[Records that describe figures]

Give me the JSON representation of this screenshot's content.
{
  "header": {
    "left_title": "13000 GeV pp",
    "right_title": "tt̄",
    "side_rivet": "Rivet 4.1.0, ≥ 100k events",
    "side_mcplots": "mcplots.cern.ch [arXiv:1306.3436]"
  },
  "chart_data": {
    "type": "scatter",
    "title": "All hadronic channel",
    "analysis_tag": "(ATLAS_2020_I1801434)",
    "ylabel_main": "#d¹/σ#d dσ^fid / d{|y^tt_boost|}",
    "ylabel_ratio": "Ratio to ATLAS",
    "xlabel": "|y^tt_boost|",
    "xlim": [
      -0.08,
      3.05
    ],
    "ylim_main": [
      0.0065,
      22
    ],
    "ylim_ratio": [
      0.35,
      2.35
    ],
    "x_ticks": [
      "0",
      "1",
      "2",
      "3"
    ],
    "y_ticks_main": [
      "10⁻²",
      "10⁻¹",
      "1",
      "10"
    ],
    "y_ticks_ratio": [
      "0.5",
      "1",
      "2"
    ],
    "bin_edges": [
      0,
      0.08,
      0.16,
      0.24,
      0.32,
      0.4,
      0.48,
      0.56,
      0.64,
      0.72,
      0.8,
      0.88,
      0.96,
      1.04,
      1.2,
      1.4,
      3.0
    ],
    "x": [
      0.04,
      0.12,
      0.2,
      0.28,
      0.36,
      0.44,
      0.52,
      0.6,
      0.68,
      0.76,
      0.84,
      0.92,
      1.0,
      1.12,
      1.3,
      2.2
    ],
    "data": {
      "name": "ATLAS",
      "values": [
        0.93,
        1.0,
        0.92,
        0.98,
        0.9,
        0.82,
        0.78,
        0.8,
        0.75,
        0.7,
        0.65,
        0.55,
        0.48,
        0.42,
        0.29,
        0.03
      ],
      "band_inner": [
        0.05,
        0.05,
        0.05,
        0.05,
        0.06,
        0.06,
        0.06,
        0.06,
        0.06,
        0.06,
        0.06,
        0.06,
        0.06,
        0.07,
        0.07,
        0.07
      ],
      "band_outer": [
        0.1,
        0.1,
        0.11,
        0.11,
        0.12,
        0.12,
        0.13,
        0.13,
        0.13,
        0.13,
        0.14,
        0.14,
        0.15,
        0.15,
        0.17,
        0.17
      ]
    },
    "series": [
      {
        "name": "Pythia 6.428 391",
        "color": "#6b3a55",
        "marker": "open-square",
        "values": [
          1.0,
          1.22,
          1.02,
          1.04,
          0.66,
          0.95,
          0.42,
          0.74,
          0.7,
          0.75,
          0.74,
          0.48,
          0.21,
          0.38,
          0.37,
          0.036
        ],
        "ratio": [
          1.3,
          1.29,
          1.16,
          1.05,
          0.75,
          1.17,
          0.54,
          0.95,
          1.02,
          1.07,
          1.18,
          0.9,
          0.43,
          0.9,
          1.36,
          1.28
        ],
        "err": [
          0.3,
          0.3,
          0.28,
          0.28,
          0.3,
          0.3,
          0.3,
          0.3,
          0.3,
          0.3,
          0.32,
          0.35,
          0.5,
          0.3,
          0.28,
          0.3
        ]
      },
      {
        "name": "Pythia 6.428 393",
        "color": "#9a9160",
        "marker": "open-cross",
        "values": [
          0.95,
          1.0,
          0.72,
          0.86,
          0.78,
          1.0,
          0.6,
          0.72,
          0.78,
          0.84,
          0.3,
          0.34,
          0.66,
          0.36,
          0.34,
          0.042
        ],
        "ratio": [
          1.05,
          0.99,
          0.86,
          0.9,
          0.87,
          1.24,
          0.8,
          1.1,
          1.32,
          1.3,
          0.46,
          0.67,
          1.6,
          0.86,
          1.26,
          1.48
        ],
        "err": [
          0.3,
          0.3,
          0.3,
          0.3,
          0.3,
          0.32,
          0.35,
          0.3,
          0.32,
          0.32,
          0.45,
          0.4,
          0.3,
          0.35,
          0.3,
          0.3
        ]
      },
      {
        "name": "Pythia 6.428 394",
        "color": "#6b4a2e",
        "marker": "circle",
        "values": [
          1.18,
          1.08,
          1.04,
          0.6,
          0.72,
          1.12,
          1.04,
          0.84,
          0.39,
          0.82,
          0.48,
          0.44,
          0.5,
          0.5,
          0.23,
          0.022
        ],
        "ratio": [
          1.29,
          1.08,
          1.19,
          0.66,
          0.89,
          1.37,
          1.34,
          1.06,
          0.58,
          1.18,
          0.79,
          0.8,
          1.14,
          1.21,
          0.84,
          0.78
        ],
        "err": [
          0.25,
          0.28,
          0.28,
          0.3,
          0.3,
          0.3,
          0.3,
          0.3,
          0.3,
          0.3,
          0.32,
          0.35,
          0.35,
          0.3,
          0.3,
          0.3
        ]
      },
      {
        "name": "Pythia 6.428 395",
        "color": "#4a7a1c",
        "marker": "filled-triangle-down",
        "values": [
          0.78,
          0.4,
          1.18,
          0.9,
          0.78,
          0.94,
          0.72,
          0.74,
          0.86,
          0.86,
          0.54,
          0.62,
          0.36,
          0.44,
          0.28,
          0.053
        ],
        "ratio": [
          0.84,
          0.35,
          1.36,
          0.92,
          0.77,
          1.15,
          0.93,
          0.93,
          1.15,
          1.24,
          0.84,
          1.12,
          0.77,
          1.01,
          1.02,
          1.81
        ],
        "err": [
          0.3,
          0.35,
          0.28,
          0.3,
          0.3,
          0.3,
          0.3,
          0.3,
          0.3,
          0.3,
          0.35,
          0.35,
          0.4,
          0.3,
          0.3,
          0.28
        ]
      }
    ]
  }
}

What you need to do:
Write out the records shown above, exactly as they appear.

Exercise answer:
Give me the JSON representation of this screenshot's content.
{
  "header": {
    "left_title": "13000 GeV pp",
    "right_title": "tt̄",
    "side_rivet": "Rivet 4.1.0, ≥ 100k events",
    "side_mcplots": "mcplots.cern.ch [arXiv:1306.3436]"
  },
  "chart_data": {
    "type": "scatter",
    "title": "All hadronic channel",
    "analysis_tag": "(ATLAS_2020_I1801434)",
    "ylabel_main": "#d¹/σ#d dσ^fid / d{|y^tt_boost|}",
    "ylabel_ratio": "Ratio to ATLAS",
    "xlabel": "|y^tt_boost|",
    "xlim": [
      -0.08,
      3.05
    ],
    "ylim_main": [
      0.0065,
      22
    ],
    "ylim_ratio": [
      0.35,
      2.35
    ],
    "x_ticks": [
      "0",
      "1",
      "2",
      "3"
    ],
    "y_ticks_main": [
      "10⁻²",
      "10⁻¹",
      "1",
      "10"
    ],
    "y_ticks_ratio": [
      "0.5",
      "1",
      "2"
    ],
    "bin_edges": [
      0,
      0.08,
      0.16,
      0.24,
      0.32,
      0.4,
      0.48,
      0.56,
      0.64,
      0.72,
      0.8,
      0.88,
      0.96,
      1.04,
      1.2,
      1.4,
      3.0
    ],
    "x": [
      0.04,
      0.12,
      0.2,
      0.28,
      0.36,
      0.44,
      0.52,
      0.6,
      0.68,
      0.76,
      0.84,
      0.92,
      1.0,
      1.12,
      1.3,
      2.2
    ],
    "data": {
      "name": "ATLAS",
      "values": [
        0.93,
        1.0,
        0.92,
        0.98,
        0.9,
        0.82,
        0.78,
        0.8,
        0.75,
        0.7,
        0.65,
        0.55,
        0.48,
        0.42,
        0.29,
        0.03
      ],
      "band_inner": [
        0.05,
        0.05,
        0.05,
        0.05,
        0.06,
        0.06,
        0.06,
        0.06,
        0.06,
        0.06,
        0.06,
        0.06,
        0.06,
        0.07,
        0.07,
        0.07
      ],
      "band_outer": [
        0.1,
        0.1,
        0.11,
        0.11,
        0.12,
        0.12,
        0.13,
        0.13,
        0.13,
        0.13,
        0.14,
        0.14,
        0.15,
        0.15,
        0.17,
        0.17
      ]
    },
    "series": [
      {
        "name": "Pythia 6.428 391",
        "color": "#6b3a55",
        "marker": "open-square",
        "values": [
          1.0,
          1.22,
          1.02,
          1.04,
          0.66,
          0.95,
          0.42,
          0.74,
          0.7,
          0.75,
          0.74,
          0.48,
          0.21,
          0.38,
          0.37,
          0.036
        ],
        "ratio": [
          1.3,
          1.29,
          1.16,
          1.05,
          0.75,
          1.17,
          0.54,
          0.95,
          1.02,
          1.07,
          1.18,
          0.9,
          0.43,
          0.9,
          1.36,
          1.28
        ],
        "err": [
          0.3,
          0.3,
          0.28,
          0.28,
          0.3,
          0.3,
          0.3,
          0.3,
          0.3,
          0.3,
          0.32,
          0.35,
          0.5,
          0.3,
          0.28,
          0.3
        ]
      },
      {
        "name": "Pythia 6.428 393",
        "color": "#9a9160",
        "marker": "open-cross",
        "values": [
          0.95,
          1.0,
          0.72,
          0.86,
          0.78,
          1.0,
          0.6,
          0.72,
          0.78,
          0.84,
          0.3,
          0.34,
          0.66,
          0.36,
          0.34,
          0.042
        ],
        "ratio": [
          1.05,
          0.99,
          0.86,
          0.9,
          0.87,
          1.24,
          0.8,
          1.1,
          1.32,
          1.3,
          0.46,
          0.67,
          1.6,
          0.86,
          1.26,
          1.48
        ],
        "err": [
          0.3,
          0.3,
          0.3,
          0.3,
          0.3,
          0.32,
          0.35,
          0.3,
          0.32,
          0.32,
          0.45,
          0.4,
          0.3,
          0.35,
          0.3,
          0.3
        ]
      },
      {
        "name": "Pythia 6.428 394",
        "color": "#6b4a2e",
        "marker": "circle",
        "values": [
          1.18,
          1.08,
          1.04,
          0.6,
          0.72,
          1.12,
          1.04,
          0.84,
          0.39,
          0.82,
          0.48,
          0.44,
          0.5,
          0.5,
          0.23,
          0.022
        ],
        "ratio": [
          1.29,
          1.08,
          1.19,
          0.66,
          0.89,
          1.37,
          1.34,
          1.06,
          0.58,
          1.18,
          0.79,
          0.8,
          1.14,
          1.21,
          0.84,
          0.78
        ],
        "err": [
          0.25,
          0.28,
          0.28,
          0.3,
          0.3,
          0.3,
          0.3,
          0.3,
          0.3,
          0.3,
          0.32,
          0.35,
          0.35,
          0.3,
          0.3,
          0.3
        ]
      },
      {
        "name": "Pythia 6.428 395",
        "color": "#4a7a1c",
        "marker": "filled-triangle-down",
        "values": [
          0.78,
          0.4,
          1.18,
          0.9,
          0.78,
          0.94,
          0.72,
          0.74,
          0.86,
          0.86,
          0.54,
          0.62,
          0.36,
          0.44,
          0.28,
          0.053
        ],
        "ratio": [
          0.84,
          0.35,
          1.36,
          0.92,
          0.77,
          1.15,
          0.93,
          0.93,
          1.15,
          1.24,
          0.84,
          1.12,
          0.77,
          1.01,
          1.02,
          1.81
        ],
        "err": [
          0.3,
          0.35,
          0.28,
          0.3,
          0.3,
          0.3,
          0.3,
          0.3,
          0.3,
          0.3,
          0.35,
          0.35,
          0.4,
          0.3,
          0.3,
          0.28
        ]
      }
    ]
  }
}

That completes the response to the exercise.